▸ Page excerpt

====================

This function call is required to initialize the handle. In this function most of the one time operation are performed and results are stored in handle.

Parameters
[in]handle: Active handle to the kernel
[in]src0_addr: Pointer to structure containing dimensional information of src0 weights/coeffcients
[in]src1_addr: Pointer to structure containing dimensional information of src1 feature maps
[in]src2_addr: Pointer to structure containing dimensional information of src2 bias
[in]src3_addr: Pointer to structure containing dimensional information of src3 scale values
[out]dst_addr: Pointer to structure containing dimensional information of dst feature maps
[in]pKerInitArgs: Pointer to structure holding init parameters
Returns
Status of success or Error with Error Codes
Remarks
Application is expected to do provide valid handle

◆ MMALIB_CNN_convolveBias_row_ixX_ixX_oxX_init_checkParams()

MMALIB_STATUS MMALIB_CNN_convolveBias_row_ixX_ixX_oxX_init_checkParams ( MMALIB_kernelHandle  handle,
const MMALIB_bufParams2D_t src0_addr,
const MMALIB_bufParams2D_t src1_addr,
const MMALIB_bufParams2D_t src2_addr,
const MMALIB_bufParams1D_t src3_addr,
const MMALIB_bufParams3D_t dst_addr,
const MMALIB_CNN_convolveBias_row_ixX_ixX_oxX_InitArgs pKerInitArgs 
)

This function call is required to initialize the handle. In this function most of the one time operation are performed and results are stored in handle.

Parameters
[in]handle: Active handle to the kernel
[in]src0_addr: Pointer to structure containing dimensional information of src0 weights/coefficients
[in]src1_addr: Pointer to structure containing dimensional information of src1 input feature maps
[in]src2_addr: Pointer to structure containing dimensional information of src2 bias
[in]src3_addr: Pointer to structure containing dimensional information of src3 scale values
[out]dst_addr: Pointer to structure containing dimensional information of dst output feature maps
[in]pKerInitArgs: Pointer to structure holding init parameters
Returns
Status of success or Error with Error Codes
Remarks
Application is expected to do provide valid handle

◆ MMALIB_CNN_convolveBias_row_ixX_ixX_oxX_exec()

MMALIB_STATUS MMALIB_CNN_convolveBias_row_ixX_ixX_oxX_exec ( MMALIB_kernelHandle  handle,
const void *  src0,
const void *  src1,
const void *  src2,
const void *  src3,
const uint8_t *  src4,
void *  dst,
const MMALIB_CNN_convolveBias_row_ixX_ixX_oxX_ExecInArgs pKerInArgs,
MMALIB_CNN_convolveBias_row_ixX_ixX_oxX_ExecOutArgs pKerOutArgs 
)

This function is the main compute function, and performs the convolution primitive (conv + ReLU) for CNN on the row based data arrangement. It is called multiple times.

====================

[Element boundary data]

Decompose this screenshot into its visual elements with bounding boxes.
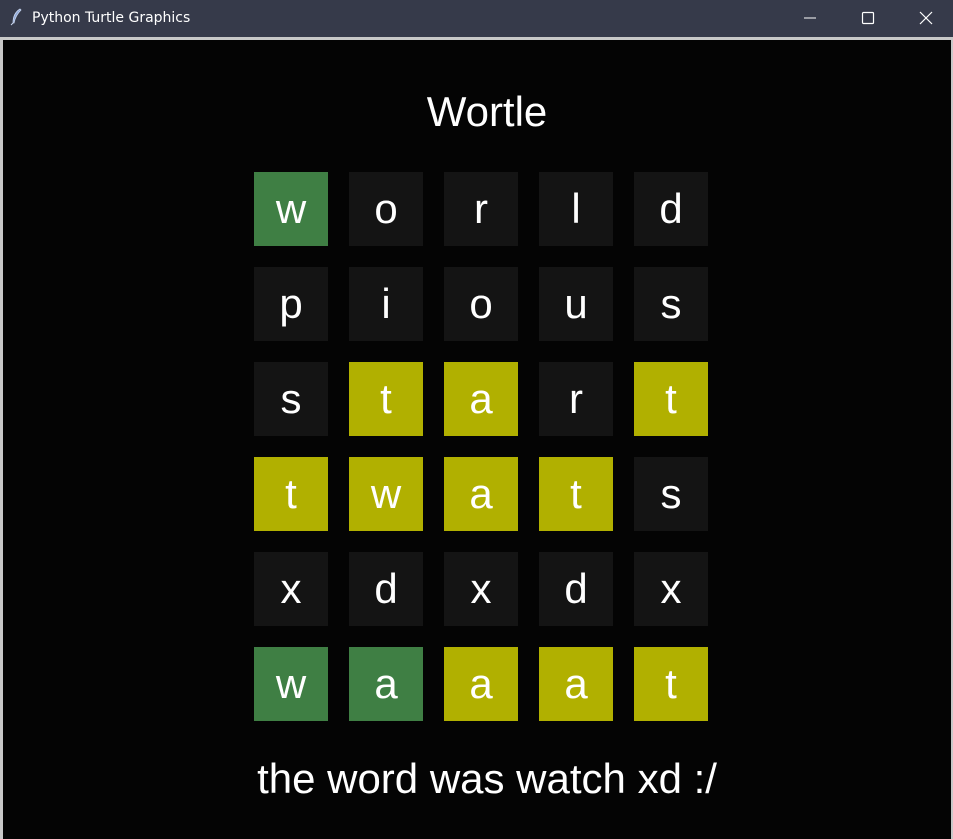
letter-tile: p [254, 267, 328, 341]
maximize-button[interactable] [839, 0, 897, 36]
result-message: the word was watch xd :/ [257, 755, 717, 802]
letter-tile: t [349, 362, 423, 436]
letter-tile: x [634, 552, 708, 626]
letter-tile: x [444, 552, 518, 626]
letter-tile: t [634, 647, 708, 721]
letter-tile: w [254, 172, 328, 246]
maximize-icon [861, 11, 875, 25]
letter-tile: s [634, 267, 708, 341]
letter-tile: o [349, 172, 423, 246]
letter-tile: r [539, 362, 613, 436]
minimize-button[interactable] [781, 0, 839, 36]
letter-tile: a [349, 647, 423, 721]
close-button[interactable] [897, 0, 953, 36]
window-title: Python Turtle Graphics [32, 10, 191, 26]
letter-tile: u [539, 267, 613, 341]
letter-tile: w [254, 647, 328, 721]
letter-tile: a [444, 457, 518, 531]
letter-tile: t [254, 457, 328, 531]
letter-tile: t [539, 457, 613, 531]
letter-tile: t [634, 362, 708, 436]
turtle-canvas[interactable]: Wortle worldpiousstarttwatsxdxdxwaaat th… [3, 40, 951, 839]
letter-tile: d [634, 172, 708, 246]
letter-tile: d [349, 552, 423, 626]
feather-icon [9, 8, 25, 26]
letter-tile: s [254, 362, 328, 436]
letter-tile: a [444, 362, 518, 436]
letter-tile: x [254, 552, 328, 626]
canvas-border: Wortle worldpiousstarttwatsxdxdxwaaat th… [0, 37, 953, 839]
game-title: Wortle [426, 88, 548, 135]
title-bar[interactable]: Python Turtle Graphics [0, 0, 953, 36]
letter-tile: r [444, 172, 518, 246]
letter-tile: s [634, 457, 708, 531]
letter-tile: a [539, 647, 613, 721]
letter-tile: a [444, 647, 518, 721]
letter-tile: o [444, 267, 518, 341]
letter-tile: i [349, 267, 423, 341]
close-icon [919, 11, 933, 25]
letter-tile: w [349, 457, 423, 531]
letter-tile: d [539, 552, 613, 626]
minimize-icon [804, 17, 816, 19]
letter-tile: l [539, 172, 613, 246]
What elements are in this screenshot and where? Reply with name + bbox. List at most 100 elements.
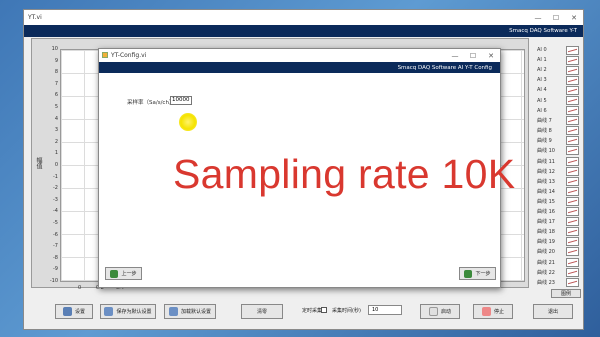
legend-item-label: AI 3 (537, 77, 547, 84)
legend-item-label: 曲线 12 (537, 168, 555, 175)
legend-item[interactable]: 曲线 8 (533, 126, 579, 136)
legend-item[interactable]: 曲线 21 (533, 257, 579, 267)
dialog-minimize-button[interactable]: — (446, 52, 464, 60)
legend-item[interactable]: AI 0 (533, 45, 579, 55)
legend-line-swatch (566, 207, 579, 217)
legend-item[interactable]: 曲线 15 (533, 196, 579, 206)
y-tick: -5 (53, 220, 58, 226)
dialog-close-button[interactable]: ✕ (482, 52, 500, 60)
legend-item-label: AI 6 (537, 107, 547, 114)
legend-item[interactable]: 曲线 18 (533, 227, 579, 237)
y-tick: 5 (54, 104, 58, 110)
main-maximize-button[interactable]: ☐ (547, 14, 565, 22)
y-tick: 10 (51, 46, 58, 52)
legend-line-swatch (566, 136, 579, 146)
dialog-titlebar: YT-Config.vi — ☐ ✕ (99, 49, 500, 62)
main-brand-bar: Smacq DAQ Software Y-T (24, 25, 583, 37)
y-tick: -9 (53, 266, 58, 273)
y-tick: 4 (54, 115, 58, 122)
load-icon (168, 307, 178, 316)
save-default-button[interactable]: 保存为默认设置 (100, 304, 156, 319)
y-tick: 6 (54, 92, 58, 99)
settings-button[interactable]: 设置 (55, 304, 93, 319)
stop-button-label: 停止 (493, 309, 504, 315)
legend-item-label: 曲线 11 (537, 158, 555, 165)
legend-line-swatch (566, 267, 579, 277)
save-icon (104, 307, 114, 316)
legend-line-swatch (566, 257, 579, 267)
settings-button-label: 设置 (74, 309, 85, 315)
y-tick: -7 (53, 243, 58, 250)
main-titlebar: YT.vi — ☐ ✕ (24, 10, 583, 25)
legend-item[interactable]: 曲线 17 (533, 217, 579, 227)
legend-line-swatch (566, 196, 579, 206)
main-minimize-button[interactable]: — (529, 14, 547, 22)
legend-item-label: 曲线 8 (537, 128, 552, 135)
legend-item-label: 曲线 9 (537, 138, 552, 145)
timed-capture-checkbox[interactable] (321, 307, 327, 313)
y-tick: 8 (54, 69, 58, 76)
previous-step-button[interactable]: 上一步 (105, 267, 142, 280)
capture-time-label: 采集时间(秒) (332, 308, 361, 314)
load-default-button[interactable]: 加载默认设置 (164, 304, 216, 319)
legend-item-label: 曲线 21 (537, 259, 555, 266)
legend-item-label: AI 5 (537, 97, 547, 104)
main-close-button[interactable]: ✕ (565, 14, 583, 22)
start-button-label: 启动 (440, 309, 451, 315)
legend-item-label: 曲线 13 (537, 178, 555, 185)
plot-legend: AI 0 AI 1 AI 2 AI 3 AI 4 AI 5 AI 6 曲线 7 曲线 8 曲线 9… (533, 45, 579, 287)
next-step-button[interactable]: 下一步 (459, 267, 496, 280)
legend-item[interactable]: 曲线 11 (533, 156, 579, 166)
legend-item[interactable]: 曲线 16 (533, 207, 579, 217)
load-default-label: 加载默认设置 (180, 309, 211, 315)
sampling-rate-label: 采样率（Sa/s/ch） (127, 100, 175, 106)
legend-item-label: AI 1 (537, 57, 547, 64)
legend-item-label: 曲线 7 (537, 118, 552, 125)
legend-line-swatch (566, 217, 579, 227)
legend-item-label: AI 4 (537, 87, 547, 94)
y-tick: 0 (54, 162, 58, 168)
legend-line-swatch (566, 55, 579, 65)
legend-item[interactable]: AI 5 (533, 95, 579, 106)
capture-time-input[interactable]: 10 (368, 305, 402, 315)
legend-item-label: 曲线 19 (537, 239, 555, 246)
legend-item[interactable]: 曲线 19 (533, 237, 579, 247)
clear-button[interactable]: 清零 (241, 304, 283, 319)
y-tick: -10 (49, 278, 58, 284)
legend-line-swatch (566, 85, 579, 95)
legend-line-swatch (566, 176, 579, 186)
legend-line-swatch (566, 96, 579, 106)
legend-item[interactable]: 曲线 10 (533, 146, 579, 156)
legend-item[interactable]: 曲线 22 (533, 267, 579, 277)
sampling-rate-input[interactable]: 10000 (170, 96, 192, 105)
dialog-brand-bar: Smacq DAQ Software AI Y-T Config (99, 62, 500, 73)
legend-item[interactable]: 曲线 12 (533, 166, 579, 176)
legend-item[interactable]: AI 4 (533, 85, 579, 95)
legend-button[interactable]: 图例 (551, 289, 581, 298)
y-tick: -1 (53, 173, 58, 180)
legend-line-swatch (566, 227, 579, 237)
dialog-maximize-button[interactable]: ☐ (464, 52, 482, 60)
legend-item-label: 曲线 22 (537, 269, 555, 276)
legend-item[interactable]: AI 1 (533, 55, 579, 65)
legend-item[interactable]: 曲线 13 (533, 176, 579, 186)
start-button[interactable]: 启动 (420, 304, 460, 319)
legend-item[interactable]: 曲线 14 (533, 186, 579, 196)
legend-line-swatch (566, 156, 579, 166)
exit-button[interactable]: 退出 (533, 304, 573, 319)
legend-item-label: 曲线 14 (537, 188, 555, 195)
legend-item[interactable]: 曲线 7 (533, 116, 579, 126)
legend-item[interactable]: AI 2 (533, 65, 579, 75)
y-tick: -6 (53, 231, 58, 238)
legend-item-label: AI 2 (537, 67, 547, 74)
legend-item[interactable]: 曲线 9 (533, 136, 579, 146)
y-tick: 2 (54, 138, 58, 145)
legend-item[interactable]: AI 3 (533, 75, 579, 85)
y-tick: -8 (53, 254, 58, 261)
legend-item[interactable]: 曲线 20 (533, 247, 579, 257)
legend-item[interactable]: AI 6 (533, 106, 579, 116)
arrow-right-icon (464, 269, 473, 278)
next-step-label: 下一步 (475, 271, 491, 277)
stop-button[interactable]: 停止 (473, 304, 513, 319)
legend-item[interactable]: 曲线 23 (533, 277, 579, 287)
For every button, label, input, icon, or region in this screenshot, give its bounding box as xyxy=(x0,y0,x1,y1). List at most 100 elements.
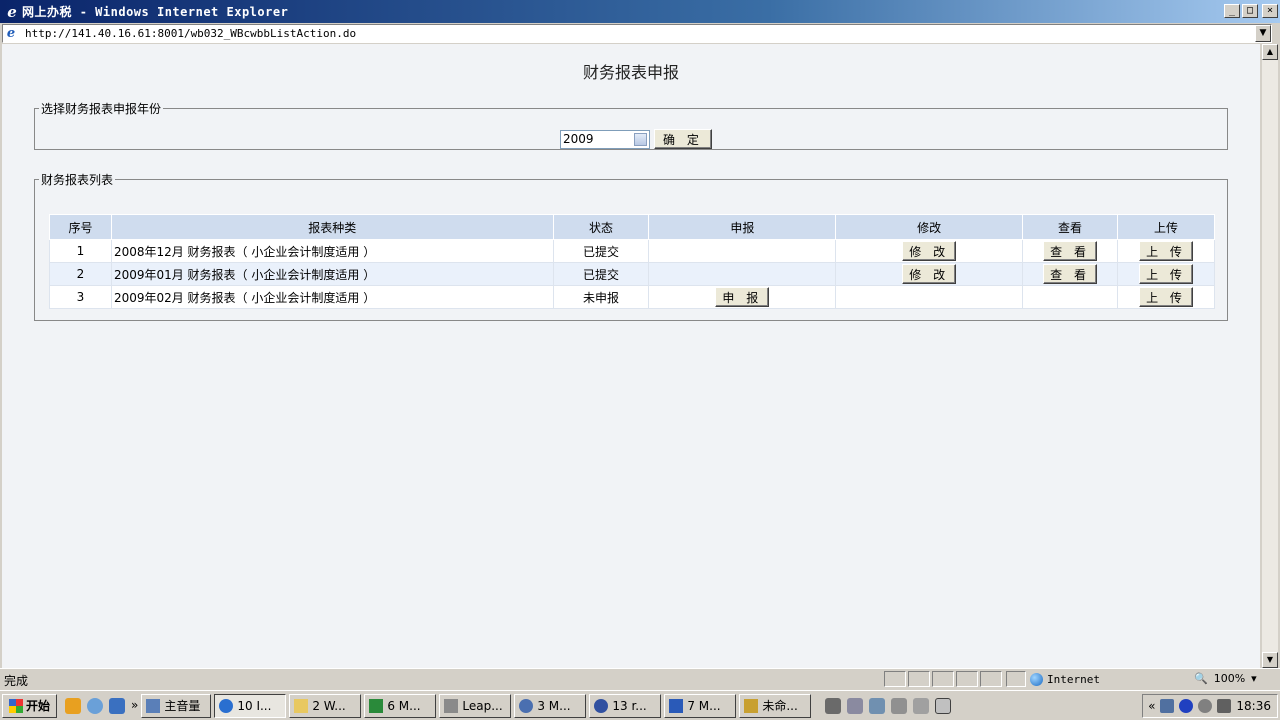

====================

▸ Aim 1
Repeat the portion of the function reference starting with "This function is" and going on through "called multiple times.".
▸ Aim 2
According to the function reference, what operation does MMALIB_CNN_convolveBias_row_ixX_ixX_oxX_exec() perform?
▸ Aim 3
Using the function reference, name every parameter in the signature of MMALIB_CNN_convolveBias_row_ixX_ixX_oxX_init_checkParams().

▸ Complete answer 1
This function is the main compute function, and performs the convolution primitive (conv + ReLU) for CNN on the row based data arrangement. It is called multiple times.

▸ Complete answer 2
It performs the convolution primitive (conv + ReLU) for CNN on the row based data arrangement.

▸ Complete answer 3
handle, src0_addr, src1_addr, src2_addr, src3_addr, dst_addr, pKerInitArgs